Written task = Return the material word for word. Do not include pictures.

|---|

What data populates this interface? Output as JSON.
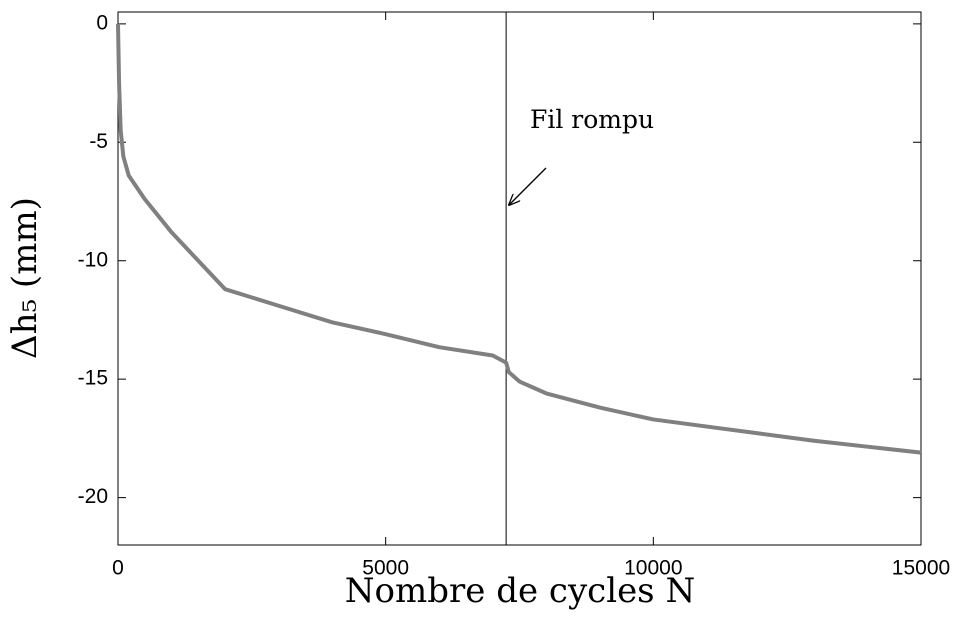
{
  "chart_data": {
    "type": "line",
    "xlabel": "Nombre de cycles N",
    "ylabel": "Δh₅ (mm)",
    "annotation": "Fil rompu",
    "vline": 7250,
    "x": [
      0,
      20,
      50,
      100,
      200,
      500,
      1000,
      1500,
      2000,
      3000,
      4000,
      5000,
      6000,
      7000,
      7250,
      7300,
      7500,
      8000,
      9000,
      10000,
      11000,
      12000,
      13000,
      14000,
      15000
    ],
    "series": [
      {
        "name": "Δh₅",
        "color": "#808080",
        "values": [
          0,
          -2.5,
          -4.5,
          -5.6,
          -6.4,
          -7.4,
          -8.8,
          -10.0,
          -11.2,
          -11.9,
          -12.6,
          -13.1,
          -13.65,
          -14.0,
          -14.3,
          -14.7,
          -15.1,
          -15.6,
          -16.2,
          -16.7,
          -17.0,
          -17.3,
          -17.6,
          -17.85,
          -18.1
        ]
      }
    ],
    "xlim": [
      0,
      15000
    ],
    "xticks": [
      0,
      5000,
      10000,
      15000
    ],
    "ylim": [
      -22,
      0.5
    ],
    "yticks": [
      0,
      -5,
      -10,
      -15,
      -20
    ]
  }
}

|---|

Response to this exercise =
What data populates this interface? Output as JSON.
{
  "chart_data": {
    "type": "line",
    "xlabel": "Nombre de cycles N",
    "ylabel": "Δh₅ (mm)",
    "annotation": "Fil rompu",
    "vline": 7250,
    "x": [
      0,
      20,
      50,
      100,
      200,
      500,
      1000,
      1500,
      2000,
      3000,
      4000,
      5000,
      6000,
      7000,
      7250,
      7300,
      7500,
      8000,
      9000,
      10000,
      11000,
      12000,
      13000,
      14000,
      15000
    ],
    "series": [
      {
        "name": "Δh₅",
        "color": "#808080",
        "values": [
          0,
          -2.5,
          -4.5,
          -5.6,
          -6.4,
          -7.4,
          -8.8,
          -10.0,
          -11.2,
          -11.9,
          -12.6,
          -13.1,
          -13.65,
          -14.0,
          -14.3,
          -14.7,
          -15.1,
          -15.6,
          -16.2,
          -16.7,
          -17.0,
          -17.3,
          -17.6,
          -17.85,
          -18.1
        ]
      }
    ],
    "xlim": [
      0,
      15000
    ],
    "xticks": [
      0,
      5000,
      10000,
      15000
    ],
    "ylim": [
      -22,
      0.5
    ],
    "yticks": [
      0,
      -5,
      -10,
      -15,
      -20
    ]
  }
}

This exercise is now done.